## The problem
Present every line of the entries below as a numbered list, leaving out any blank lines.
+++ Items +++
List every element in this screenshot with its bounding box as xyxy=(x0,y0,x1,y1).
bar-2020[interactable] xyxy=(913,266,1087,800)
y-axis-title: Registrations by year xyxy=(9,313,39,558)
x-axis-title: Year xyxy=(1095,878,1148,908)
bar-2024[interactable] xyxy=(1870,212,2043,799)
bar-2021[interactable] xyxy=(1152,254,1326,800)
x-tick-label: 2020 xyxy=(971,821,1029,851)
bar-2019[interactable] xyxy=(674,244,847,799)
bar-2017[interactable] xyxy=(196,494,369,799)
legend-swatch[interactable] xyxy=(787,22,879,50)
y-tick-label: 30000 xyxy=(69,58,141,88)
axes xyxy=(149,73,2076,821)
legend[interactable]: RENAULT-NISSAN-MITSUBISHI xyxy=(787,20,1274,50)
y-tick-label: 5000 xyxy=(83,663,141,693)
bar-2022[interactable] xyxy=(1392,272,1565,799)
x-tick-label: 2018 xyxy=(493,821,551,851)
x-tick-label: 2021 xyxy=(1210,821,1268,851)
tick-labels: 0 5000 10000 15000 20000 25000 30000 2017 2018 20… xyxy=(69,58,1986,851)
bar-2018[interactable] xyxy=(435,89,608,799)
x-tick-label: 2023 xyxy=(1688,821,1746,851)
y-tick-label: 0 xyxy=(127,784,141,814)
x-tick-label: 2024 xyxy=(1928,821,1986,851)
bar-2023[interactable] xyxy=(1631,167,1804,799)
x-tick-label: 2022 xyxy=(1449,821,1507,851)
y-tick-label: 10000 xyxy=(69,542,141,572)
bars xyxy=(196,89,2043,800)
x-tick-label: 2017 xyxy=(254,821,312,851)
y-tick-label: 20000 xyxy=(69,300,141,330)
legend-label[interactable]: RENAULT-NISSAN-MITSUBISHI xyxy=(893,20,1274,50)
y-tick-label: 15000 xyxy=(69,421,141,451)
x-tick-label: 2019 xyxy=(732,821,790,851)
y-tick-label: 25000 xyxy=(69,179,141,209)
+++
## Written answer
1. List every element in this screenshot with its bounding box as xyxy=(x0,y0,x1,y1).
2. bar-2020[interactable] xyxy=(913,266,1087,800)
3. y-axis-title: Registrations by year xyxy=(9,313,39,558)
4. x-axis-title: Year xyxy=(1095,878,1148,908)
5. bar-2024[interactable] xyxy=(1870,212,2043,799)
6. bar-2021[interactable] xyxy=(1152,254,1326,800)
7. x-tick-label: 2020 xyxy=(971,821,1029,851)
8. bar-2019[interactable] xyxy=(674,244,847,799)
9. bar-2017[interactable] xyxy=(196,494,369,799)
10. legend-swatch[interactable] xyxy=(787,22,879,50)
11. y-tick-label: 30000 xyxy=(69,58,141,88)
12. axes xyxy=(149,73,2076,821)
13. legend[interactable]: RENAULT-NISSAN-MITSUBISHI xyxy=(787,20,1274,50)
14. y-tick-label: 5000 xyxy=(83,663,141,693)
15. bar-2022[interactable] xyxy=(1392,272,1565,799)
16. x-tick-label: 2018 xyxy=(493,821,551,851)
17. x-tick-label: 2021 xyxy=(1210,821,1268,851)
18. tick-labels: 0 5000 10000 15000 20000 25000 30000 2017 2018 20… xyxy=(69,58,1986,851)
19. bar-2018[interactable] xyxy=(435,89,608,799)
20. x-tick-label: 2023 xyxy=(1688,821,1746,851)
21. y-tick-label: 0 xyxy=(127,784,141,814)
22. x-tick-label: 2024 xyxy=(1928,821,1986,851)
23. bar-2023[interactable] xyxy=(1631,167,1804,799)
24. x-tick-label: 2022 xyxy=(1449,821,1507,851)
25. y-tick-label: 10000 xyxy=(69,542,141,572)
26. bars xyxy=(196,89,2043,800)
27. x-tick-label: 2017 xyxy=(254,821,312,851)
28. y-tick-label: 20000 xyxy=(69,300,141,330)
29. legend-label[interactable]: RENAULT-NISSAN-MITSUBISHI xyxy=(893,20,1274,50)
30. y-tick-label: 15000 xyxy=(69,421,141,451)
31. x-tick-label: 2019 xyxy=(732,821,790,851)
32. y-tick-label: 25000 xyxy=(69,179,141,209)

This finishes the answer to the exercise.